------ ENTRIES
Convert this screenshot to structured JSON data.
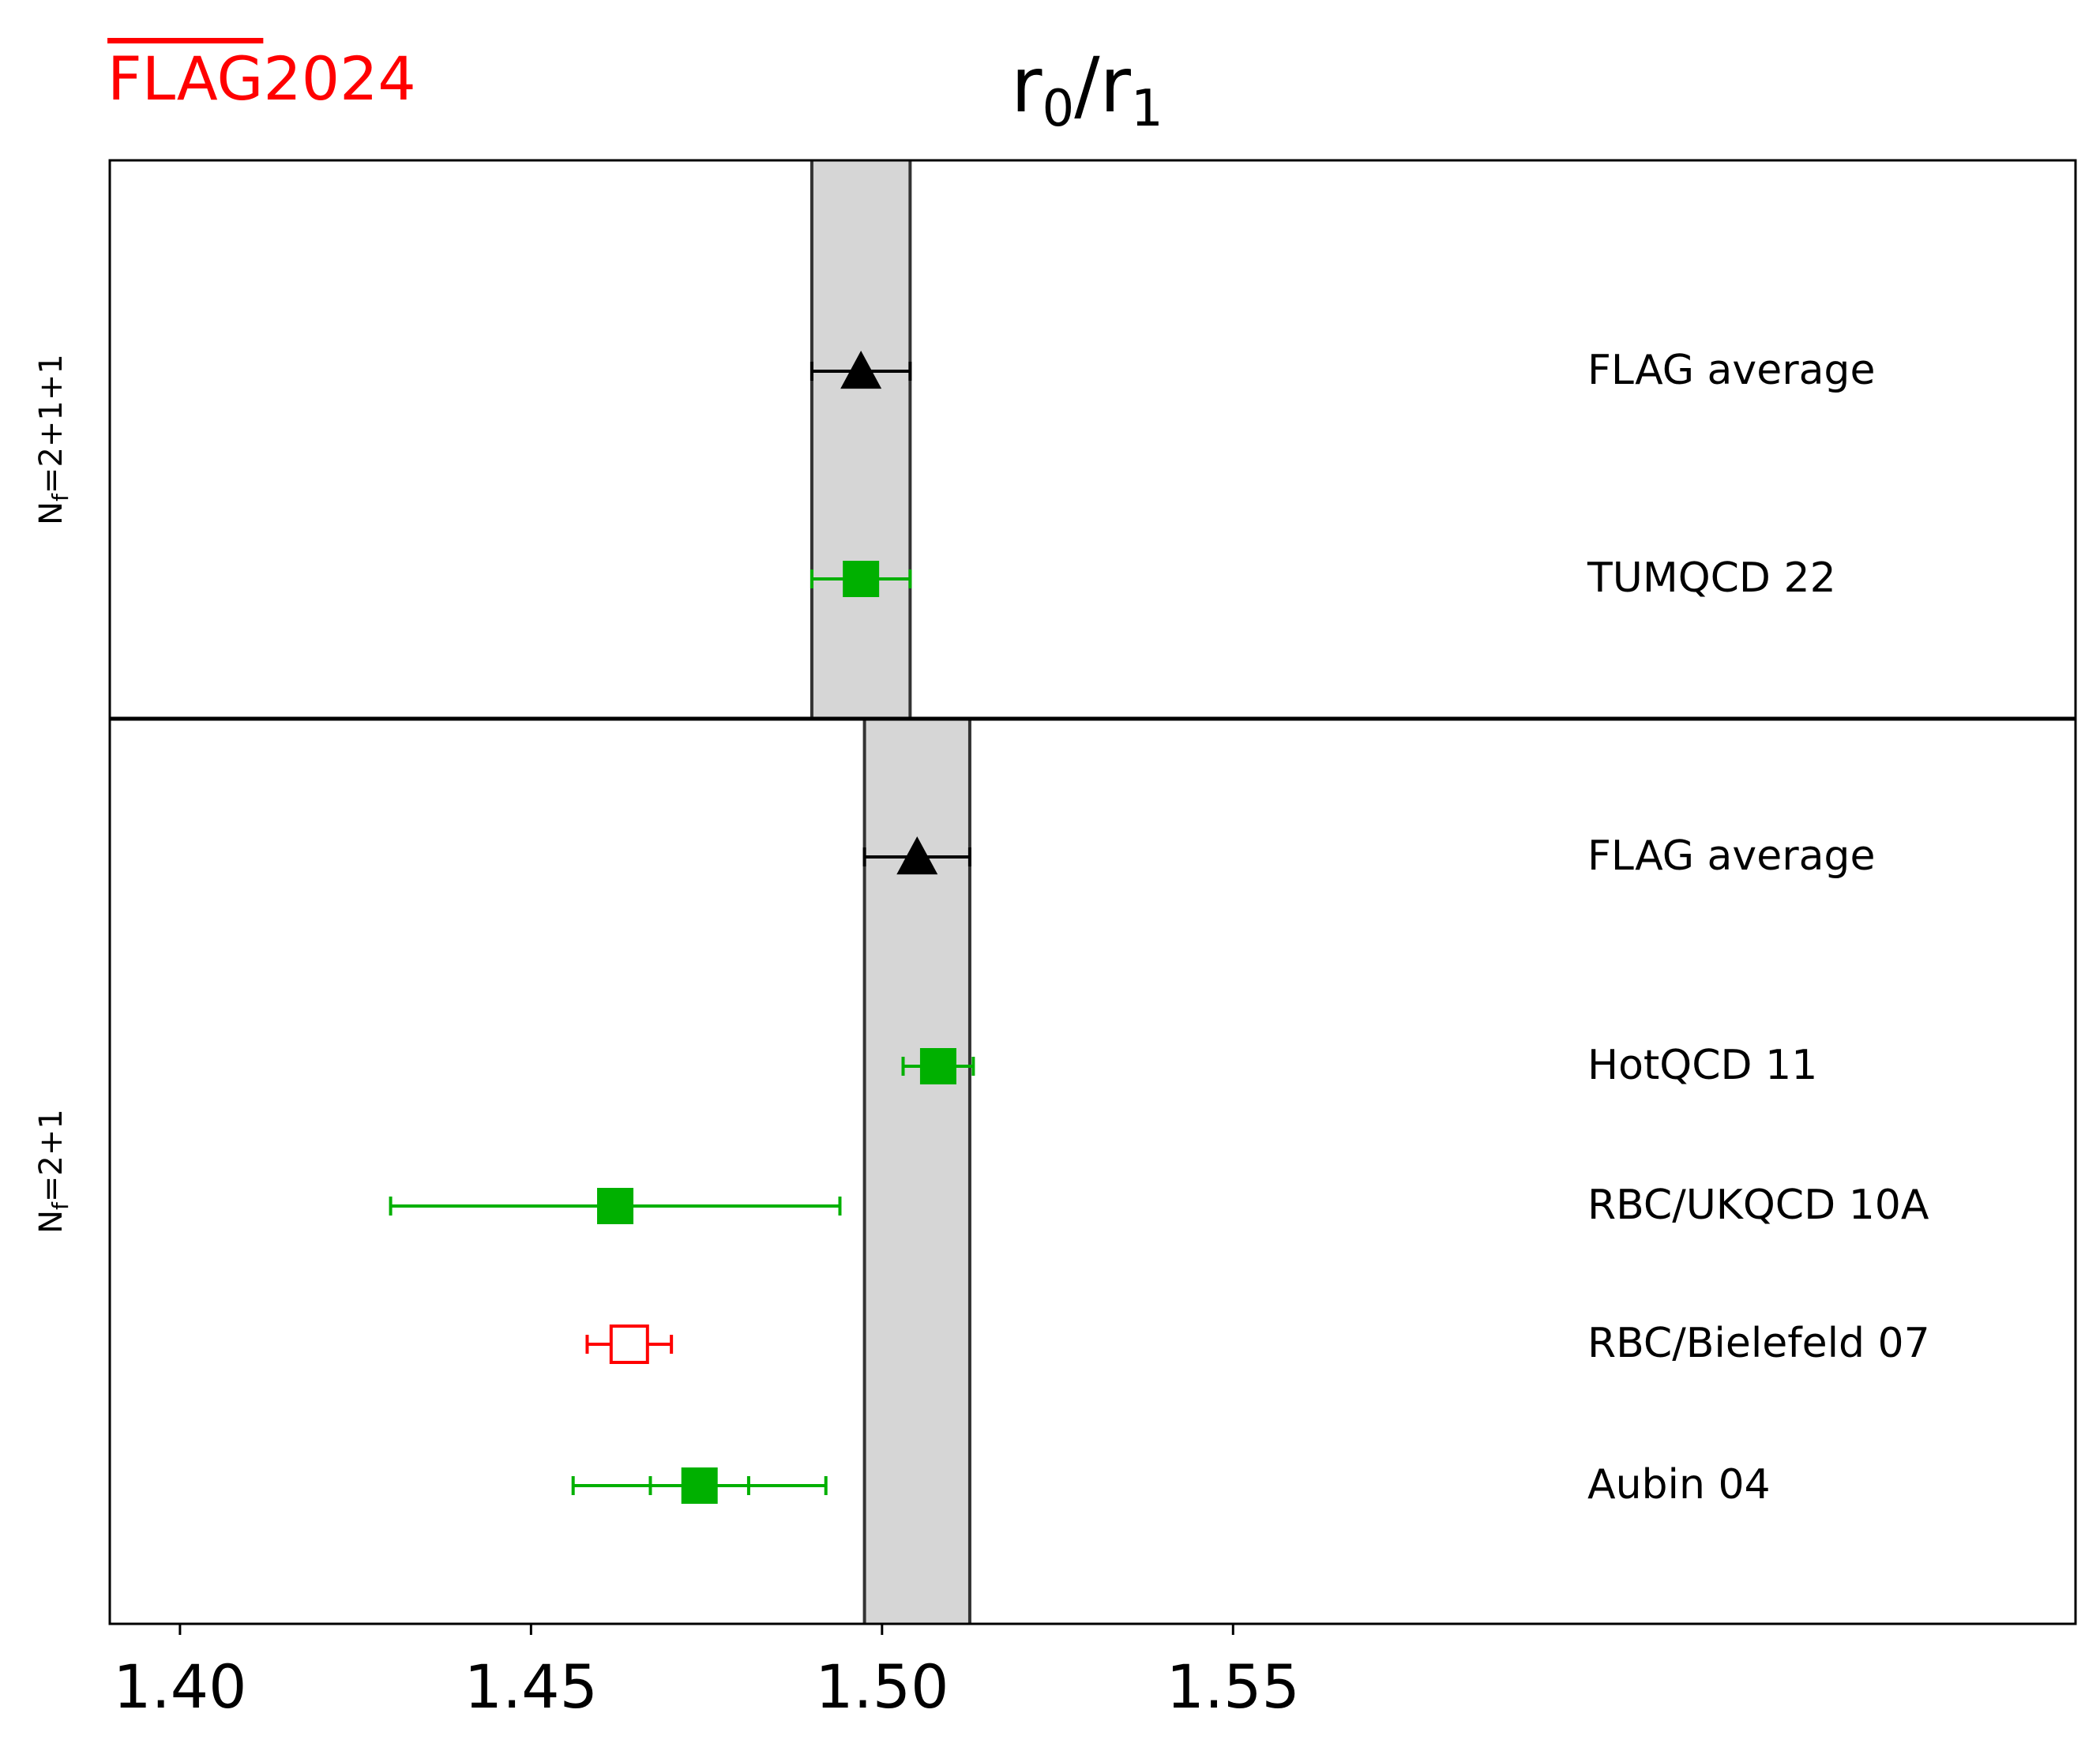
{
  "logo": {
    "text_over": "FLAG",
    "text_year": "2024"
  },
  "title": {
    "main": "r",
    "sub0": "0",
    "slash": "/",
    "main2": "r",
    "sub1": "1"
  },
  "chart_data": {
    "type": "scatter",
    "xlim": [
      1.39,
      1.67
    ],
    "xticks": [
      1.4,
      1.45,
      1.5,
      1.55
    ],
    "xtick_labels": [
      "1.40",
      "1.45",
      "1.50",
      "1.55"
    ],
    "grid": false,
    "panels": [
      {
        "label": "N_f=2+1+1",
        "label_text": "Nf = 2+1+1",
        "band": [
          1.49,
          1.504
        ],
        "rows": [
          {
            "name": "FLAG average",
            "value": 1.497,
            "err": [
              1.49,
              1.504
            ],
            "marker": "triangle",
            "color": "#000000",
            "filled": true,
            "inner_err": null
          },
          {
            "name": "TUMQCD 22",
            "value": 1.497,
            "err": [
              1.49,
              1.504
            ],
            "marker": "square",
            "color": "#00b000",
            "filled": true,
            "inner_err": null
          }
        ]
      },
      {
        "label": "N_f=2+1",
        "label_text": "Nf = 2+1",
        "band": [
          1.4975,
          1.5125
        ],
        "rows": [
          {
            "name": "FLAG average",
            "value": 1.505,
            "err": [
              1.4975,
              1.5125
            ],
            "marker": "triangle",
            "color": "#000000",
            "filled": true,
            "inner_err": null
          },
          {
            "name": "HotQCD 11",
            "value": 1.508,
            "err": [
              1.503,
              1.513
            ],
            "marker": "square",
            "color": "#00b000",
            "filled": true,
            "inner_err": null
          },
          {
            "name": "RBC/UKQCD 10A",
            "value": 1.462,
            "err": [
              1.43,
              1.494
            ],
            "marker": "square",
            "color": "#00b000",
            "filled": true,
            "inner_err": null
          },
          {
            "name": "RBC/Bielefeld 07",
            "value": 1.464,
            "err": [
              1.458,
              1.47
            ],
            "marker": "square",
            "color": "#ff0000",
            "filled": false,
            "inner_err": null
          },
          {
            "name": "Aubin 04",
            "value": 1.474,
            "err": [
              1.456,
              1.492
            ],
            "marker": "square",
            "color": "#00b000",
            "filled": true,
            "inner_err": [
              1.467,
              1.481
            ]
          }
        ]
      }
    ]
  }
}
------------
(YOUR TASK): Repeat all the data as it stands, dropping any images it holds.

(FULL SOLUTION):
Convert this screenshot to structured JSON data.
{
  "logo": {
    "text_over": "FLAG",
    "text_year": "2024"
  },
  "title": {
    "main": "r",
    "sub0": "0",
    "slash": "/",
    "main2": "r",
    "sub1": "1"
  },
  "chart_data": {
    "type": "scatter",
    "xlim": [
      1.39,
      1.67
    ],
    "xticks": [
      1.4,
      1.45,
      1.5,
      1.55
    ],
    "xtick_labels": [
      "1.40",
      "1.45",
      "1.50",
      "1.55"
    ],
    "grid": false,
    "panels": [
      {
        "label": "N_f=2+1+1",
        "label_text": "Nf = 2+1+1",
        "band": [
          1.49,
          1.504
        ],
        "rows": [
          {
            "name": "FLAG average",
            "value": 1.497,
            "err": [
              1.49,
              1.504
            ],
            "marker": "triangle",
            "color": "#000000",
            "filled": true,
            "inner_err": null
          },
          {
            "name": "TUMQCD 22",
            "value": 1.497,
            "err": [
              1.49,
              1.504
            ],
            "marker": "square",
            "color": "#00b000",
            "filled": true,
            "inner_err": null
          }
        ]
      },
      {
        "label": "N_f=2+1",
        "label_text": "Nf = 2+1",
        "band": [
          1.4975,
          1.5125
        ],
        "rows": [
          {
            "name": "FLAG average",
            "value": 1.505,
            "err": [
              1.4975,
              1.5125
            ],
            "marker": "triangle",
            "color": "#000000",
            "filled": true,
            "inner_err": null
          },
          {
            "name": "HotQCD 11",
            "value": 1.508,
            "err": [
              1.503,
              1.513
            ],
            "marker": "square",
            "color": "#00b000",
            "filled": true,
            "inner_err": null
          },
          {
            "name": "RBC/UKQCD 10A",
            "value": 1.462,
            "err": [
              1.43,
              1.494
            ],
            "marker": "square",
            "color": "#00b000",
            "filled": true,
            "inner_err": null
          },
          {
            "name": "RBC/Bielefeld 07",
            "value": 1.464,
            "err": [
              1.458,
              1.47
            ],
            "marker": "square",
            "color": "#ff0000",
            "filled": false,
            "inner_err": null
          },
          {
            "name": "Aubin 04",
            "value": 1.474,
            "err": [
              1.456,
              1.492
            ],
            "marker": "square",
            "color": "#00b000",
            "filled": true,
            "inner_err": [
              1.467,
              1.481
            ]
          }
        ]
      }
    ]
  }
}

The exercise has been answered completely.